— START OF SUPPLIED PASSAGE —
Scientists discover Traces of water on moon's oldest rocks

Scientists discover Traces of water on moon's oldest rocks

Lunar sample of unbrecciated anorthosite collected during the Apollo 15 mission was thought to be a
 piece of the moon's primordial crust
Image courtesy of NASA/Johnson Space Center.
Washington: Scientists discover traces of water within the crystalline structure of one of the moon's oldest rocks from the Apollo mission.
Image showing water absorption strength
Researchers used Infrared spectroscopy to analyse the water content in grains of plagioclase feldspar from lunar anorthosites - highland rocks composed of more than 90 per cent plagioclase. 
The bright-coloured highlands rocks are thought to have formed early in the Moon's history when plagioclase crystallised from a magma ocean and floated to the surface. 
The infrared spectroscopy work detected about 6 parts per million of water in the lunar anorthosites. 
The infrared spectroscopy work, which was conducted at Zhang's U-M lab and co-author Anne H. Peslier's lab, detected about 6 parts per million of water in the lunar anorthosites.
— END OF SUPPLIED PASSAGE —
— START OF LISTED RECORDS —
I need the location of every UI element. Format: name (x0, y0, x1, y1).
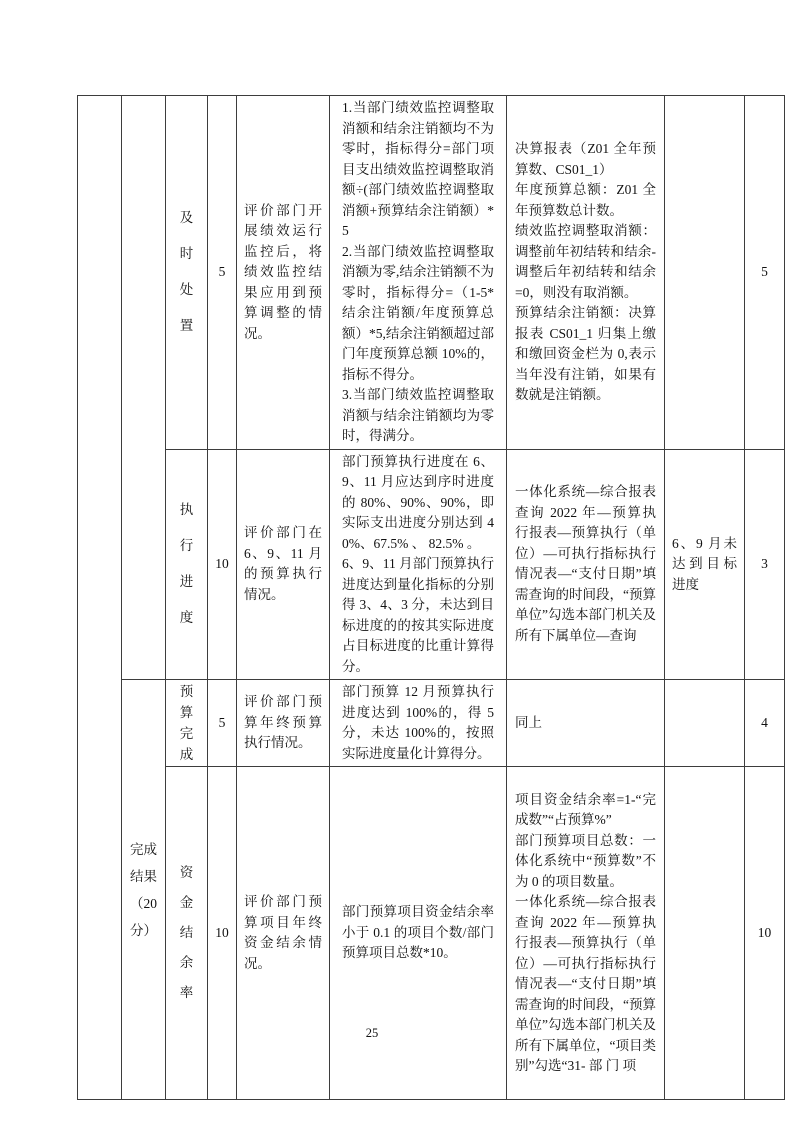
— END OF LISTED RECORDS —
— START OF LISTED RECORDS —
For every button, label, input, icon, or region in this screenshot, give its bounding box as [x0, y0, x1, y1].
— END OF LISTED RECORDS —
— START OF LISTED RECORDS —
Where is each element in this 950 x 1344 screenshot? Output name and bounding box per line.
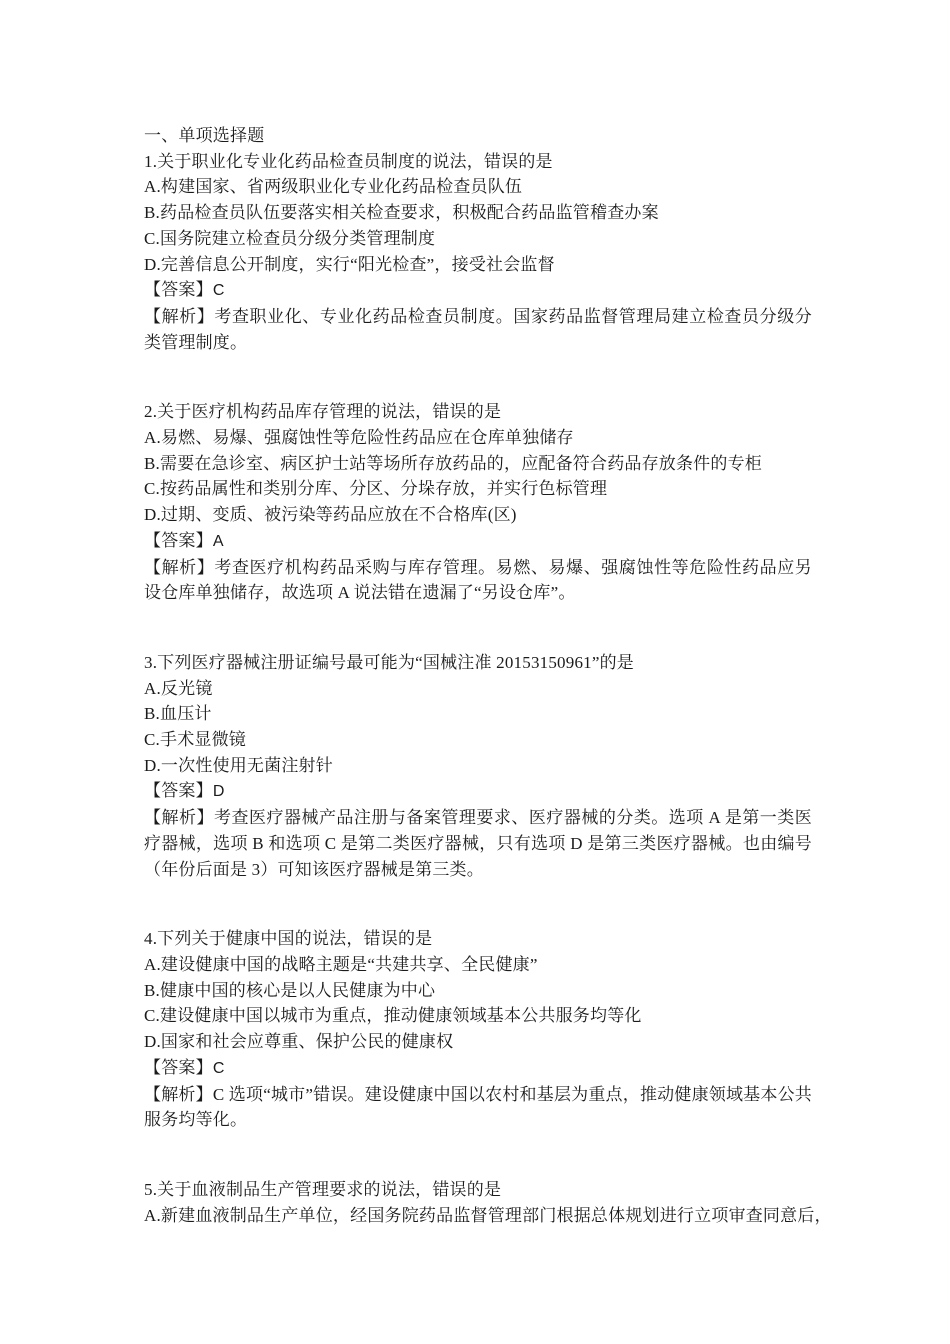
— END OF LISTED RECORDS —
WHAT YOU NEED TO DO ->
A: Please extract the passage of the moon rock article between "Image showing water" and "per cent plagioclase.", inclusive, word for word.
B: Extend the article about water in the moon's oldest rocks, picking up after its final sentence.

RESPONSES TO THE TASKS ->
A:
Image showing water absorption strength
Researchers used Infrared spectroscopy to analyse the water content in grains of plagioclase feldspar from lunar anorthosites - highland rocks composed of more than 90 per cent plagioclase.

B:
"The surprise discovery of this work is that in lunar rocks, even in nominally water-free minerals such as plagioclase feldspar, the water content can be detected," said Zhang, James R. O'Neil Collegiate Professor of Geological Sciences.

"It's not 'liquid' water that was measured during these studies but hydroxyl groups distributed within the mineral grain," said Notre Dame's Hui. "We are able to detect those hydroxyl groups in the crystalline structure of the Apollo samples."

The hydroxyl groups the team detected are evidence that the lunar interior contained significant water during the Moon's early molten state, before the crust solidified, and may have played a key role in the development of lunar basalts. "The presence of water," said Hui, "could imply a more prolonged solidification of the lunar magma ocean than the once-popular anhydrous Moon scenario suggests."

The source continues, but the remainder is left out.